▶ [Challenge]
Reproduce the material in full, unchanged.

▶ [Data shown]
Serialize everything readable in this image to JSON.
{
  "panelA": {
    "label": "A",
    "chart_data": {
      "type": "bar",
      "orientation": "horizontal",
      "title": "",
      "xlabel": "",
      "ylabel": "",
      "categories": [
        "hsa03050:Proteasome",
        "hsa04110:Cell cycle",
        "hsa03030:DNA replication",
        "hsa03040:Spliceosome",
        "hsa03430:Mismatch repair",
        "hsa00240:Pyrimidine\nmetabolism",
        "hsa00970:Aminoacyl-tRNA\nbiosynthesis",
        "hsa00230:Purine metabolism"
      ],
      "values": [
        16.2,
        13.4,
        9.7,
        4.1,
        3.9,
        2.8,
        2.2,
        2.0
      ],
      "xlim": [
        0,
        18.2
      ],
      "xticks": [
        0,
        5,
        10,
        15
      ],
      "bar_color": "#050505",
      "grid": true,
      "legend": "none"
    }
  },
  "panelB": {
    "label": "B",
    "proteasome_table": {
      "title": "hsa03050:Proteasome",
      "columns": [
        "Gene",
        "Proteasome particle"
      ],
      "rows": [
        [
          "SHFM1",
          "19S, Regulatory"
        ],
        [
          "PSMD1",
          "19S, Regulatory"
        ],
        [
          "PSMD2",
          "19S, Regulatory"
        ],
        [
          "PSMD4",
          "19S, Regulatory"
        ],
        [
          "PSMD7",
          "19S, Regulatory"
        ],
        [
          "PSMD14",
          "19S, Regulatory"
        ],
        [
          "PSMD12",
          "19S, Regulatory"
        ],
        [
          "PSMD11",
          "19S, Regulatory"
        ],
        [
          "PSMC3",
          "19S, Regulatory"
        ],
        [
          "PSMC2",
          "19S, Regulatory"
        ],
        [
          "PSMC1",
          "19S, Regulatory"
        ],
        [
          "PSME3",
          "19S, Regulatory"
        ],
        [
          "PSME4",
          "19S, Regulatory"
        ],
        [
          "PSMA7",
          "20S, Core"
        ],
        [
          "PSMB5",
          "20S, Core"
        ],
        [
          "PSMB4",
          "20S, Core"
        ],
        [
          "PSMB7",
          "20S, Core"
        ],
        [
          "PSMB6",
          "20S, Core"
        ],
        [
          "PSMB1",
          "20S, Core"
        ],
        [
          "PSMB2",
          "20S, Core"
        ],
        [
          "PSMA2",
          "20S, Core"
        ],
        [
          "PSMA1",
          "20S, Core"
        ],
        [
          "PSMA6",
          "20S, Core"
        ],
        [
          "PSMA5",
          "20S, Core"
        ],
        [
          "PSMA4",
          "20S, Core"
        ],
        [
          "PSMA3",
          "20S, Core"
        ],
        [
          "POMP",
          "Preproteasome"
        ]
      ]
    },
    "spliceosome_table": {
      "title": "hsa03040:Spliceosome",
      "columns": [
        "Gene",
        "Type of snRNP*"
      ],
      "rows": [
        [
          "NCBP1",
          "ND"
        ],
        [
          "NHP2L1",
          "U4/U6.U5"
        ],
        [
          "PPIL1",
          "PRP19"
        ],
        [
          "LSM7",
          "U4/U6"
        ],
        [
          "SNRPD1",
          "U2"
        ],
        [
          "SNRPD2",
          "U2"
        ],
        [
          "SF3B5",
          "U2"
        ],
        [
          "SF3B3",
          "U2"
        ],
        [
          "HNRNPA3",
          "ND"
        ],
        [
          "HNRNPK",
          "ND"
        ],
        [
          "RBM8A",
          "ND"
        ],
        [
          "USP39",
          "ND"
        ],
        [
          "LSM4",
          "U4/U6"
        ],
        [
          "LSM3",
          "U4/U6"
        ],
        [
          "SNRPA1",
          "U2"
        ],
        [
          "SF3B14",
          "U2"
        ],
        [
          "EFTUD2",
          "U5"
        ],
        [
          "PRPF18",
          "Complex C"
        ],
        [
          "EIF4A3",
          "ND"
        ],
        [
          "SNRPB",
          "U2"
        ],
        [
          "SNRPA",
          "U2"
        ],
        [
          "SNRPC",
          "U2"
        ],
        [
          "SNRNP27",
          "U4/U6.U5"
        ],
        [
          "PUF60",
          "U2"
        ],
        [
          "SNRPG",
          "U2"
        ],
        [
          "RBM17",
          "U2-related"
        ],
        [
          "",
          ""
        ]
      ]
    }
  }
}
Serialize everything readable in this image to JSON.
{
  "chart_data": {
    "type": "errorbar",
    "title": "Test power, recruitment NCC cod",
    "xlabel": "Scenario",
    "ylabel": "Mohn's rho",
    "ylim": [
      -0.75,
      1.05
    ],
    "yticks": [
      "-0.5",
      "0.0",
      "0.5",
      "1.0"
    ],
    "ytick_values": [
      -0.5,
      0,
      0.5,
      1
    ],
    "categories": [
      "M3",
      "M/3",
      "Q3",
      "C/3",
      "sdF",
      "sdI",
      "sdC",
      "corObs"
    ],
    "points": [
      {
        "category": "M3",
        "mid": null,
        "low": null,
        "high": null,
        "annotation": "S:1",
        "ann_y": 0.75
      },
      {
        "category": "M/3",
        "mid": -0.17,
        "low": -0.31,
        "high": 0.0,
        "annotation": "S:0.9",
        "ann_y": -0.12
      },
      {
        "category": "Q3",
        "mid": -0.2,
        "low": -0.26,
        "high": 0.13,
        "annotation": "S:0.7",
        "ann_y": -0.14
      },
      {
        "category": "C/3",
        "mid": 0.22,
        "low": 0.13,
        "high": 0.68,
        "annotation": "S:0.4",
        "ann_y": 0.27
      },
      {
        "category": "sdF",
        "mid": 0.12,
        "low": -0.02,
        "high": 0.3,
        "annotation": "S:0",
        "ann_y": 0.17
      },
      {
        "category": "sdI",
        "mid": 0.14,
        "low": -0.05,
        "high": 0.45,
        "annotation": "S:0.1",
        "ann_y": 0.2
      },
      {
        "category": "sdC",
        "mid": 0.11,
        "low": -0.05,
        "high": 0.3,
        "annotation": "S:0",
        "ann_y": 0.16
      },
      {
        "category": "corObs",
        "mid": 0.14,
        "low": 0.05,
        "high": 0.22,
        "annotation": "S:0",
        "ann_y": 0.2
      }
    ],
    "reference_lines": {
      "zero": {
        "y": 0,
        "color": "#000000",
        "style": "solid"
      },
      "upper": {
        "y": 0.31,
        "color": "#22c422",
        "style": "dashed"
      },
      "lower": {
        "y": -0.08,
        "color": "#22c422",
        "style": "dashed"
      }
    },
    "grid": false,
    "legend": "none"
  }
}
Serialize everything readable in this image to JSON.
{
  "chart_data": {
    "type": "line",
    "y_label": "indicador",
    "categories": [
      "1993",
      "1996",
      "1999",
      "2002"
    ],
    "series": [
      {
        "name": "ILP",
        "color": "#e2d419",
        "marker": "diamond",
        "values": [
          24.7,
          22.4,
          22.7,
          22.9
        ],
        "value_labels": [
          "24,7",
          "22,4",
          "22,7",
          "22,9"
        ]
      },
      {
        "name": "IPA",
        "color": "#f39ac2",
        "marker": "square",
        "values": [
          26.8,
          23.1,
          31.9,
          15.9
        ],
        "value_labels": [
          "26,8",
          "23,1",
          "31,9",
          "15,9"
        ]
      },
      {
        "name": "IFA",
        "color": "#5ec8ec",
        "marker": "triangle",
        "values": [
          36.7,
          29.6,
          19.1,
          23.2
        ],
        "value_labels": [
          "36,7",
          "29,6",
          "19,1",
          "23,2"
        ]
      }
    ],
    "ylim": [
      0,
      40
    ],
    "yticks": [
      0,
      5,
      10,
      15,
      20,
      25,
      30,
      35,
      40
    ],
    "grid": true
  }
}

▶ [Solution for this exercise]
Serialize everything readable in this image to JSON.
{
  "panelA": {
    "label": "A",
    "chart_data": {
      "type": "bar",
      "orientation": "horizontal",
      "title": "",
      "xlabel": "",
      "ylabel": "",
      "categories": [
        "hsa03050:Proteasome",
        "hsa04110:Cell cycle",
        "hsa03030:DNA replication",
        "hsa03040:Spliceosome",
        "hsa03430:Mismatch repair",
        "hsa00240:Pyrimidine\nmetabolism",
        "hsa00970:Aminoacyl-tRNA\nbiosynthesis",
        "hsa00230:Purine metabolism"
      ],
      "values": [
        16.2,
        13.4,
        9.7,
        4.1,
        3.9,
        2.8,
        2.2,
        2.0
      ],
      "xlim": [
        0,
        18.2
      ],
      "xticks": [
        0,
        5,
        10,
        15
      ],
      "bar_color": "#050505",
      "grid": true,
      "legend": "none"
    }
  },
  "panelB": {
    "label": "B",
    "proteasome_table": {
      "title": "hsa03050:Proteasome",
      "columns": [
        "Gene",
        "Proteasome particle"
      ],
      "rows": [
        [
          "SHFM1",
          "19S, Regulatory"
        ],
        [
          "PSMD1",
          "19S, Regulatory"
        ],
        [
          "PSMD2",
          "19S, Regulatory"
        ],
        [
          "PSMD4",
          "19S, Regulatory"
        ],
        [
          "PSMD7",
          "19S, Regulatory"
        ],
        [
          "PSMD14",
          "19S, Regulatory"
        ],
        [
          "PSMD12",
          "19S, Regulatory"
        ],
        [
          "PSMD11",
          "19S, Regulatory"
        ],
        [
          "PSMC3",
          "19S, Regulatory"
        ],
        [
          "PSMC2",
          "19S, Regulatory"
        ],
        [
          "PSMC1",
          "19S, Regulatory"
        ],
        [
          "PSME3",
          "19S, Regulatory"
        ],
        [
          "PSME4",
          "19S, Regulatory"
        ],
        [
          "PSMA7",
          "20S, Core"
        ],
        [
          "PSMB5",
          "20S, Core"
        ],
        [
          "PSMB4",
          "20S, Core"
        ],
        [
          "PSMB7",
          "20S, Core"
        ],
        [
          "PSMB6",
          "20S, Core"
        ],
        [
          "PSMB1",
          "20S, Core"
        ],
        [
          "PSMB2",
          "20S, Core"
        ],
        [
          "PSMA2",
          "20S, Core"
        ],
        [
          "PSMA1",
          "20S, Core"
        ],
        [
          "PSMA6",
          "20S, Core"
        ],
        [
          "PSMA5",
          "20S, Core"
        ],
        [
          "PSMA4",
          "20S, Core"
        ],
        [
          "PSMA3",
          "20S, Core"
        ],
        [
          "POMP",
          "Preproteasome"
        ]
      ]
    },
    "spliceosome_table": {
      "title": "hsa03040:Spliceosome",
      "columns": [
        "Gene",
        "Type of snRNP*"
      ],
      "rows": [
        [
          "NCBP1",
          "ND"
        ],
        [
          "NHP2L1",
          "U4/U6.U5"
        ],
        [
          "PPIL1",
          "PRP19"
        ],
        [
          "LSM7",
          "U4/U6"
        ],
        [
          "SNRPD1",
          "U2"
        ],
        [
          "SNRPD2",
          "U2"
        ],
        [
          "SF3B5",
          "U2"
        ],
        [
          "SF3B3",
          "U2"
        ],
        [
          "HNRNPA3",
          "ND"
        ],
        [
          "HNRNPK",
          "ND"
        ],
        [
          "RBM8A",
          "ND"
        ],
        [
          "USP39",
          "ND"
        ],
        [
          "LSM4",
          "U4/U6"
        ],
        [
          "LSM3",
          "U4/U6"
        ],
        [
          "SNRPA1",
          "U2"
        ],
        [
          "SF3B14",
          "U2"
        ],
        [
          "EFTUD2",
          "U5"
        ],
        [
          "PRPF18",
          "Complex C"
        ],
        [
          "EIF4A3",
          "ND"
        ],
        [
          "SNRPB",
          "U2"
        ],
        [
          "SNRPA",
          "U2"
        ],
        [
          "SNRPC",
          "U2"
        ],
        [
          "SNRNP27",
          "U4/U6.U5"
        ],
        [
          "PUF60",
          "U2"
        ],
        [
          "SNRPG",
          "U2"
        ],
        [
          "RBM17",
          "U2-related"
        ],
        [
          "",
          ""
        ]
      ]
    }
  }
}
Serialize everything readable in this image to JSON.
{
  "chart_data": {
    "type": "errorbar",
    "title": "Test power, recruitment NCC cod",
    "xlabel": "Scenario",
    "ylabel": "Mohn's rho",
    "ylim": [
      -0.75,
      1.05
    ],
    "yticks": [
      "-0.5",
      "0.0",
      "0.5",
      "1.0"
    ],
    "ytick_values": [
      -0.5,
      0,
      0.5,
      1
    ],
    "categories": [
      "M3",
      "M/3",
      "Q3",
      "C/3",
      "sdF",
      "sdI",
      "sdC",
      "corObs"
    ],
    "points": [
      {
        "category": "M3",
        "mid": null,
        "low": null,
        "high": null,
        "annotation": "S:1",
        "ann_y": 0.75
      },
      {
        "category": "M/3",
        "mid": -0.17,
        "low": -0.31,
        "high": 0.0,
        "annotation": "S:0.9",
        "ann_y": -0.12
      },
      {
        "category": "Q3",
        "mid": -0.2,
        "low": -0.26,
        "high": 0.13,
        "annotation": "S:0.7",
        "ann_y": -0.14
      },
      {
        "category": "C/3",
        "mid": 0.22,
        "low": 0.13,
        "high": 0.68,
        "annotation": "S:0.4",
        "ann_y": 0.27
      },
      {
        "category": "sdF",
        "mid": 0.12,
        "low": -0.02,
        "high": 0.3,
        "annotation": "S:0",
        "ann_y": 0.17
      },
      {
        "category": "sdI",
        "mid": 0.14,
        "low": -0.05,
        "high": 0.45,
        "annotation": "S:0.1",
        "ann_y": 0.2
      },
      {
        "category": "sdC",
        "mid": 0.11,
        "low": -0.05,
        "high": 0.3,
        "annotation": "S:0",
        "ann_y": 0.16
      },
      {
        "category": "corObs",
        "mid": 0.14,
        "low": 0.05,
        "high": 0.22,
        "annotation": "S:0",
        "ann_y": 0.2
      }
    ],
    "reference_lines": {
      "zero": {
        "y": 0,
        "color": "#000000",
        "style": "solid"
      },
      "upper": {
        "y": 0.31,
        "color": "#22c422",
        "style": "dashed"
      },
      "lower": {
        "y": -0.08,
        "color": "#22c422",
        "style": "dashed"
      }
    },
    "grid": false,
    "legend": "none"
  }
}
Serialize everything readable in this image to JSON.
{
  "chart_data": {
    "type": "line",
    "y_label": "indicador",
    "categories": [
      "1993",
      "1996",
      "1999",
      "2002"
    ],
    "series": [
      {
        "name": "ILP",
        "color": "#e2d419",
        "marker": "diamond",
        "values": [
          24.7,
          22.4,
          22.7,
          22.9
        ],
        "value_labels": [
          "24,7",
          "22,4",
          "22,7",
          "22,9"
        ]
      },
      {
        "name": "IPA",
        "color": "#f39ac2",
        "marker": "square",
        "values": [
          26.8,
          23.1,
          31.9,
          15.9
        ],
        "value_labels": [
          "26,8",
          "23,1",
          "31,9",
          "15,9"
        ]
      },
      {
        "name": "IFA",
        "color": "#5ec8ec",
        "marker": "triangle",
        "values": [
          36.7,
          29.6,
          19.1,
          23.2
        ],
        "value_labels": [
          "36,7",
          "29,6",
          "19,1",
          "23,2"
        ]
      }
    ],
    "ylim": [
      0,
      40
    ],
    "yticks": [
      0,
      5,
      10,
      15,
      20,
      25,
      30,
      35,
      40
    ],
    "grid": true
  }
}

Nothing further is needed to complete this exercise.